Extracted data:
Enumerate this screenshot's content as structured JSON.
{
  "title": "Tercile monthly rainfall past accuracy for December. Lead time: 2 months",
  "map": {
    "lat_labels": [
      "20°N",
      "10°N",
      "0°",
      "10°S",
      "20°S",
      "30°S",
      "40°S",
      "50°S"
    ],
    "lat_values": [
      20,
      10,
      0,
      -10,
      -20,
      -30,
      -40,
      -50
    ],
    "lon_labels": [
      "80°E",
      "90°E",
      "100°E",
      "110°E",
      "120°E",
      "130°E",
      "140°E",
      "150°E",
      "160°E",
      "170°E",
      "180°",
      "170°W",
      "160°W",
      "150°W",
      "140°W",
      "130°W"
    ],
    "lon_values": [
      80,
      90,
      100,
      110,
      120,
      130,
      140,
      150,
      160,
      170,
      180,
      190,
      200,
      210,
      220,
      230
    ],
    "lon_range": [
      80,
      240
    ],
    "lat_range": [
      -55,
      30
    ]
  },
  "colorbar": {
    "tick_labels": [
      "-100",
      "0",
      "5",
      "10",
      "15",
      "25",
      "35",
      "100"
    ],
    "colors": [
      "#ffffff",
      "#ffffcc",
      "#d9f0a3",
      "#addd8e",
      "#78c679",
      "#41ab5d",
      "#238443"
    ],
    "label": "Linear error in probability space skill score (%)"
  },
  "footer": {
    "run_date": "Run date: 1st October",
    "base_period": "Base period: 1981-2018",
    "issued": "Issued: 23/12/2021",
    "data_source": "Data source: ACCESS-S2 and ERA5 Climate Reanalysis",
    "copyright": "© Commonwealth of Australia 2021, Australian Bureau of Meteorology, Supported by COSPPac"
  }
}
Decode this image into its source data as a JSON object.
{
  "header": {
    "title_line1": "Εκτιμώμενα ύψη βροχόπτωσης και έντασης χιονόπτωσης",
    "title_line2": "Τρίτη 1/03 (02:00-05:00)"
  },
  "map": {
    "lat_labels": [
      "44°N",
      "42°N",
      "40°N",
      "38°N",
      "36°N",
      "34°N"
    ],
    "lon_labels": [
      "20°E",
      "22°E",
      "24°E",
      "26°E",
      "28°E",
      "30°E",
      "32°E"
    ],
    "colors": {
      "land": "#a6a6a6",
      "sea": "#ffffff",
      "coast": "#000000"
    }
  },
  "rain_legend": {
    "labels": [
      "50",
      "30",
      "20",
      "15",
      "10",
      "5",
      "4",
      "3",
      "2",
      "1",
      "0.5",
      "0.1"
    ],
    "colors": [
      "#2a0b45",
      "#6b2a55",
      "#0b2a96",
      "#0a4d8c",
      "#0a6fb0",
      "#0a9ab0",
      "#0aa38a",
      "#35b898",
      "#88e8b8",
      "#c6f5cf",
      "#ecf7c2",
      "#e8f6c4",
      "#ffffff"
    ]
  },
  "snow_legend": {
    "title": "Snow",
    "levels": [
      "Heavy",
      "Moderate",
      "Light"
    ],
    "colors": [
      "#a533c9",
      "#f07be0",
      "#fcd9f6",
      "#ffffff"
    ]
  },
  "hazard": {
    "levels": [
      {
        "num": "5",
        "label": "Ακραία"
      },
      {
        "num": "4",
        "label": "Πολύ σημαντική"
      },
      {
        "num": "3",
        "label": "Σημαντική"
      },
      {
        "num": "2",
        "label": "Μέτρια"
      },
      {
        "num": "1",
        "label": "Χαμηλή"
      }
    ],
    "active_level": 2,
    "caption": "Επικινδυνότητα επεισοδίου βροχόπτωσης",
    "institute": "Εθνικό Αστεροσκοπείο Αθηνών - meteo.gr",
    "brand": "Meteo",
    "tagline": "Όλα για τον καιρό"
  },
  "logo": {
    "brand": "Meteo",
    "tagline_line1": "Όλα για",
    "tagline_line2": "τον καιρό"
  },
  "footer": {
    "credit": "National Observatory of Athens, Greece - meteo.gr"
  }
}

Problem to work on: Please output the entries above, every line exactly as it reads.

Output:
Enumerate this screenshot's content as structured JSON.
{
  "title": "Tercile monthly rainfall past accuracy for December. Lead time: 2 months",
  "map": {
    "lat_labels": [
      "20°N",
      "10°N",
      "0°",
      "10°S",
      "20°S",
      "30°S",
      "40°S",
      "50°S"
    ],
    "lat_values": [
      20,
      10,
      0,
      -10,
      -20,
      -30,
      -40,
      -50
    ],
    "lon_labels": [
      "80°E",
      "90°E",
      "100°E",
      "110°E",
      "120°E",
      "130°E",
      "140°E",
      "150°E",
      "160°E",
      "170°E",
      "180°",
      "170°W",
      "160°W",
      "150°W",
      "140°W",
      "130°W"
    ],
    "lon_values": [
      80,
      90,
      100,
      110,
      120,
      130,
      140,
      150,
      160,
      170,
      180,
      190,
      200,
      210,
      220,
      230
    ],
    "lon_range": [
      80,
      240
    ],
    "lat_range": [
      -55,
      30
    ]
  },
  "colorbar": {
    "tick_labels": [
      "-100",
      "0",
      "5",
      "10",
      "15",
      "25",
      "35",
      "100"
    ],
    "colors": [
      "#ffffff",
      "#ffffcc",
      "#d9f0a3",
      "#addd8e",
      "#78c679",
      "#41ab5d",
      "#238443"
    ],
    "label": "Linear error in probability space skill score (%)"
  },
  "footer": {
    "run_date": "Run date: 1st October",
    "base_period": "Base period: 1981-2018",
    "issued": "Issued: 23/12/2021",
    "data_source": "Data source: ACCESS-S2 and ERA5 Climate Reanalysis",
    "copyright": "© Commonwealth of Australia 2021, Australian Bureau of Meteorology, Supported by COSPPac"
  }
}
Decode this image into its source data as a JSON object.
{
  "header": {
    "title_line1": "Εκτιμώμενα ύψη βροχόπτωσης και έντασης χιονόπτωσης",
    "title_line2": "Τρίτη 1/03 (02:00-05:00)"
  },
  "map": {
    "lat_labels": [
      "44°N",
      "42°N",
      "40°N",
      "38°N",
      "36°N",
      "34°N"
    ],
    "lon_labels": [
      "20°E",
      "22°E",
      "24°E",
      "26°E",
      "28°E",
      "30°E",
      "32°E"
    ],
    "colors": {
      "land": "#a6a6a6",
      "sea": "#ffffff",
      "coast": "#000000"
    }
  },
  "rain_legend": {
    "labels": [
      "50",
      "30",
      "20",
      "15",
      "10",
      "5",
      "4",
      "3",
      "2",
      "1",
      "0.5",
      "0.1"
    ],
    "colors": [
      "#2a0b45",
      "#6b2a55",
      "#0b2a96",
      "#0a4d8c",
      "#0a6fb0",
      "#0a9ab0",
      "#0aa38a",
      "#35b898",
      "#88e8b8",
      "#c6f5cf",
      "#ecf7c2",
      "#e8f6c4",
      "#ffffff"
    ]
  },
  "snow_legend": {
    "title": "Snow",
    "levels": [
      "Heavy",
      "Moderate",
      "Light"
    ],
    "colors": [
      "#a533c9",
      "#f07be0",
      "#fcd9f6",
      "#ffffff"
    ]
  },
  "hazard": {
    "levels": [
      {
        "num": "5",
        "label": "Ακραία"
      },
      {
        "num": "4",
        "label": "Πολύ σημαντική"
      },
      {
        "num": "3",
        "label": "Σημαντική"
      },
      {
        "num": "2",
        "label": "Μέτρια"
      },
      {
        "num": "1",
        "label": "Χαμηλή"
      }
    ],
    "active_level": 2,
    "caption": "Επικινδυνότητα επεισοδίου βροχόπτωσης",
    "institute": "Εθνικό Αστεροσκοπείο Αθηνών - meteo.gr",
    "brand": "Meteo",
    "tagline": "Όλα για τον καιρό"
  },
  "logo": {
    "brand": "Meteo",
    "tagline_line1": "Όλα για",
    "tagline_line2": "τον καιρό"
  },
  "footer": {
    "credit": "National Observatory of Athens, Greece - meteo.gr"
  }
}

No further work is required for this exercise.